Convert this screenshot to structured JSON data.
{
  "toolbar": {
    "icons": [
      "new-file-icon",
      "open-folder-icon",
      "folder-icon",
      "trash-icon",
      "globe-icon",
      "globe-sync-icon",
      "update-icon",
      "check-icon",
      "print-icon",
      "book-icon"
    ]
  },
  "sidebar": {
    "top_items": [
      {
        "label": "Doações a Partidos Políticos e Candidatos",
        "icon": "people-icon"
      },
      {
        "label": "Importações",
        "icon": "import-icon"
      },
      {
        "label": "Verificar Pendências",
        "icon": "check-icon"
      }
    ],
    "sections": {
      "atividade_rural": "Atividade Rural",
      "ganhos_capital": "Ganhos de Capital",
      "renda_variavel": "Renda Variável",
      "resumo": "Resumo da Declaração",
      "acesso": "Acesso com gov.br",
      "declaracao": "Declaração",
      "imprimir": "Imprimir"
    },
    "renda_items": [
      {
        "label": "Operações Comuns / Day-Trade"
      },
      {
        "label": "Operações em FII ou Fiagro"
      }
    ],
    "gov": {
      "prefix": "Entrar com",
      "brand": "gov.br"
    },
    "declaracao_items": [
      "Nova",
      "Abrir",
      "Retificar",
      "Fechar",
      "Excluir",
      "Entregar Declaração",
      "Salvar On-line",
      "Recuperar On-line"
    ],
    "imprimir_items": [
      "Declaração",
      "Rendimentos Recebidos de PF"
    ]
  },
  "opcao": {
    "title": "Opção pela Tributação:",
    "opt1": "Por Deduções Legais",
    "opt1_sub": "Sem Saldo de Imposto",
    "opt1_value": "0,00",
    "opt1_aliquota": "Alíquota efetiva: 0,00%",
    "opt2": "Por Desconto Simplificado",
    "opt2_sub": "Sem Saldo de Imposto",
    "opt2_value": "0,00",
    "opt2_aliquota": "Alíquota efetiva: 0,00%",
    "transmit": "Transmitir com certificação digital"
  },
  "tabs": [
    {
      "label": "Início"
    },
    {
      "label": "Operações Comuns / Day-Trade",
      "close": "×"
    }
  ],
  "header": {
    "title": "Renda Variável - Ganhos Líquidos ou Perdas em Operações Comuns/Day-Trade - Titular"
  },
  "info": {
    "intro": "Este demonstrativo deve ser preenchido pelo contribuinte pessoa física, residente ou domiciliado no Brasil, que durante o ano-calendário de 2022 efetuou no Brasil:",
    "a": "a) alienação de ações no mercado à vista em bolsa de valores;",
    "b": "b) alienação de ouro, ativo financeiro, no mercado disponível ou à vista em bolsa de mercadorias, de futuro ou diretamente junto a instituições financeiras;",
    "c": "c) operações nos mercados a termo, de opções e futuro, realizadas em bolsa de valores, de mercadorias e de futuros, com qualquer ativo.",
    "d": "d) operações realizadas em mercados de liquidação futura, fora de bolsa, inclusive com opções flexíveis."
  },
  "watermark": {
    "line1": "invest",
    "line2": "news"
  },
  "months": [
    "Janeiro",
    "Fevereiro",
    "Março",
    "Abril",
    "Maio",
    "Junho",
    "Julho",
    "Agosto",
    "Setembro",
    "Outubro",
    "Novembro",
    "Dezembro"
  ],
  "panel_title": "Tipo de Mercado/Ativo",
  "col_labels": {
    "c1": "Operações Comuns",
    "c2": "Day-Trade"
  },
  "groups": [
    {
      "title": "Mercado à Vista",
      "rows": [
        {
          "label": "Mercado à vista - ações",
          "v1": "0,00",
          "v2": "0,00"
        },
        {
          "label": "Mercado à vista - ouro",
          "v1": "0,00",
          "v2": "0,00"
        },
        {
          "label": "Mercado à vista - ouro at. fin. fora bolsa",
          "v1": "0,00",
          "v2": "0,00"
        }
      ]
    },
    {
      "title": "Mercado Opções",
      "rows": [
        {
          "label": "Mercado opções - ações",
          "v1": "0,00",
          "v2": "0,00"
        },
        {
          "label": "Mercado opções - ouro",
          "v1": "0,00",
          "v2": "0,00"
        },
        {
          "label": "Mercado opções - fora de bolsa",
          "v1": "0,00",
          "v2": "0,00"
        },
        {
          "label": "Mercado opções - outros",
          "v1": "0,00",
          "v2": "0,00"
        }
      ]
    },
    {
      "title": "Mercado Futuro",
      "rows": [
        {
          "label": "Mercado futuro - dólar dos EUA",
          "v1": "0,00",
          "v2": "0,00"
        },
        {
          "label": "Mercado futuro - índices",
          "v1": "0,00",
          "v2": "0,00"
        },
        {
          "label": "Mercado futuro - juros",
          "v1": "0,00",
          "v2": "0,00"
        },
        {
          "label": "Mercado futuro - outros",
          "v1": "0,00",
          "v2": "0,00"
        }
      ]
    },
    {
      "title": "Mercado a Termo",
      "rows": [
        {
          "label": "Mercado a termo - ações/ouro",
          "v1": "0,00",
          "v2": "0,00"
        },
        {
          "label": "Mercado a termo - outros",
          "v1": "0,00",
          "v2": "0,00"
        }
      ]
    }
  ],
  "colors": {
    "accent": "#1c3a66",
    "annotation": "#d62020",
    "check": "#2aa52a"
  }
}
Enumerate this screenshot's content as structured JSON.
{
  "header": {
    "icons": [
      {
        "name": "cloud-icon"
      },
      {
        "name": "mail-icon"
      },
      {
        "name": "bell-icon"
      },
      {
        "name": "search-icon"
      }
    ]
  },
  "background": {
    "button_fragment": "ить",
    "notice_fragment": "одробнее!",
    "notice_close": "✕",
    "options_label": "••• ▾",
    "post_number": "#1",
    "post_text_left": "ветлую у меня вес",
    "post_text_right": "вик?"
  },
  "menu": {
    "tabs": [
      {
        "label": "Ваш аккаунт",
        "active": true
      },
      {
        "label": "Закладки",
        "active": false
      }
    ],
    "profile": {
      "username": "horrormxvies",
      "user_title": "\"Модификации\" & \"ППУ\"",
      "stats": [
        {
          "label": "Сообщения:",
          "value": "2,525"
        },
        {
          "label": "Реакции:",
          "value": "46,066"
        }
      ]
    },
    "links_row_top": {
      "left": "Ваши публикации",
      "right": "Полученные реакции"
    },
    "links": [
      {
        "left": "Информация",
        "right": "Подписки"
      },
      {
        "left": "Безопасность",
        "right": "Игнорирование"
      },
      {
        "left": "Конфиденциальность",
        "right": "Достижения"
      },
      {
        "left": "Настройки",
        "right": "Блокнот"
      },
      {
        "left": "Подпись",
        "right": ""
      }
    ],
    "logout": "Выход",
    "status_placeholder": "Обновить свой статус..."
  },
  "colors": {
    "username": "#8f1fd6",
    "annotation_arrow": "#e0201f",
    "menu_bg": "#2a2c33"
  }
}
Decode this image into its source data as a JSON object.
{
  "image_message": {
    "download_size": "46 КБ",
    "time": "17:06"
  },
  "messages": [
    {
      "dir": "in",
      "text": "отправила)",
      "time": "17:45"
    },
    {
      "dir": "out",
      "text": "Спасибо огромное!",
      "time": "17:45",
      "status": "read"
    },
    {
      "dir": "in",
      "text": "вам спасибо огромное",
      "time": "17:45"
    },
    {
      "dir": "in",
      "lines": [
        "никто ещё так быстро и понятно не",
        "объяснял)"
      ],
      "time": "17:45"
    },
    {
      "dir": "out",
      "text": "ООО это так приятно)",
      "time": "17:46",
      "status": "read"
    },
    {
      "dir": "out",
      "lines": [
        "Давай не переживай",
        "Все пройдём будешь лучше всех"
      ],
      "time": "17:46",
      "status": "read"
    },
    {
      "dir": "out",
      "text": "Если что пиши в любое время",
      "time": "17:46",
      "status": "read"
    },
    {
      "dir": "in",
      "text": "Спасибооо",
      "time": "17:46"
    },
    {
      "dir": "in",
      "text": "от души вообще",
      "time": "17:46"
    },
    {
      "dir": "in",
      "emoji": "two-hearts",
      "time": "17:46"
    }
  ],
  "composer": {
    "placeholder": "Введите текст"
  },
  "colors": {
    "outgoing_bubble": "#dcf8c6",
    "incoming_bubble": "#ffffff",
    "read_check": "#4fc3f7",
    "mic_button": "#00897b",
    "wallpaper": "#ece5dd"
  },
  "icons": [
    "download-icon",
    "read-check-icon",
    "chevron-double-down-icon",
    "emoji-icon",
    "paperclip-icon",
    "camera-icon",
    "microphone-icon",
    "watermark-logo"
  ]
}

┄┄┄┄┄┄┄┄┄┄

— Task objective —
Count every line in the data where the string "efetiva" occurs. Give nothing except the number.

— Answer to this exercise —
2